» Selection

# # # #

Louis and Eleanor were finally at Antioch; the remnant of the army was mainly knights -- the noncoms and sergeants had largely been killed or left behind. Eleanor was delighted with Antioch, the first really great city since Constantinople. It was, moreover, ruled by her uncle, Raymond of Toulouse, and Raymond entertained the French in fine style.

Raymond proposed that Louis join forces with him to attack Aleppo, the heart of Muslim power in norther Syria. Joscelin of Edessa heartily agreed with this plan, for Edessa would never be secure so long as Aleppo was strong. Many of the French nobility agreed with Raymond and even engaged in a reconaissance raid on Aleppo.

Louis, however, hesitated. Joscelin wanted an attack directly on Edessa first. Raymond of Tripoli wanted an attack on Montferrand. Louis, a deeply pious man, did not want the crusade sacred purpose subverted to local politics. It would be difficult to choose one proposal without alienating other Christian lords. Moreover, Raymond was a Poitevin, and that faction was distinctly out of favor since the debacle at Pamphlygonia.

# # # #

» Material provided
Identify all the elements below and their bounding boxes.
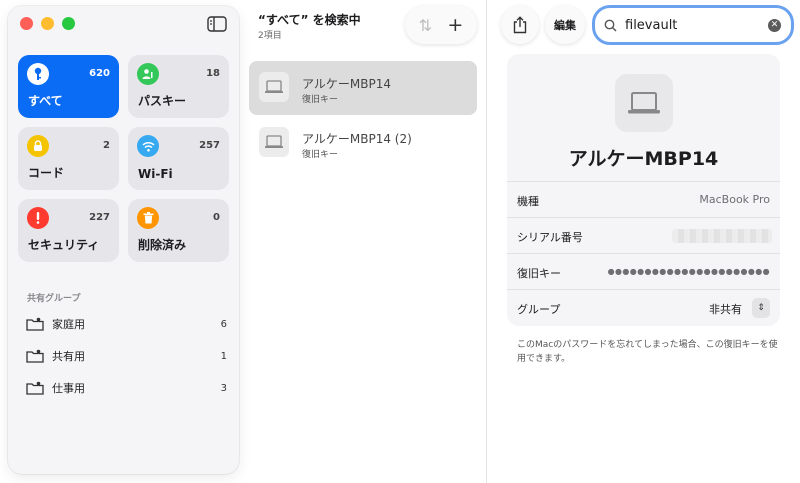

# # # #

» What this exercise asks
(a) Please reproduce everything from "Louis and Eleanor" down to "raid on Aleppo." in the crusade passage, swapping "Antioch" for "Jerusalem".
(b) Do these statements agree with the crusade passage? Answer yes or no for each, and quote the words that decide it. (i) Eleanor was delighted with Antioch. (ii) Louis agreed to Raymond's plan without hesitation. (iii) Raymond of Tripoli wanted an attack on Montferrand.

» Problem solutions
(a)
Louis and Eleanor were finally at Jerusalem; the remnant of the army was mainly knights -- the noncoms and sergeants had largely been killed or left behind. Eleanor was delighted with Jerusalem, the first really great city since Constantinople. It was, moreover, ruled by her uncle, Raymond of Toulouse, and Raymond entertained the French in fine style.

Raymond proposed that Louis join forces with him to attack Aleppo, the heart of Muslim power in norther Syria. Joscelin of Edessa heartily agreed with this plan, for Edessa would never be secure so long as Aleppo was strong. Many of the French nobility agreed with Raymond and even engaged in a reconaissance raid on Aleppo.

(b)
(i) Yes: "Eleanor was delighted with Antioch, the first really great city since Constantinople."
(ii) No: "Louis, however, hesitated."
(iii) Yes: "Raymond of Tripoli wanted an attack on Montferrand."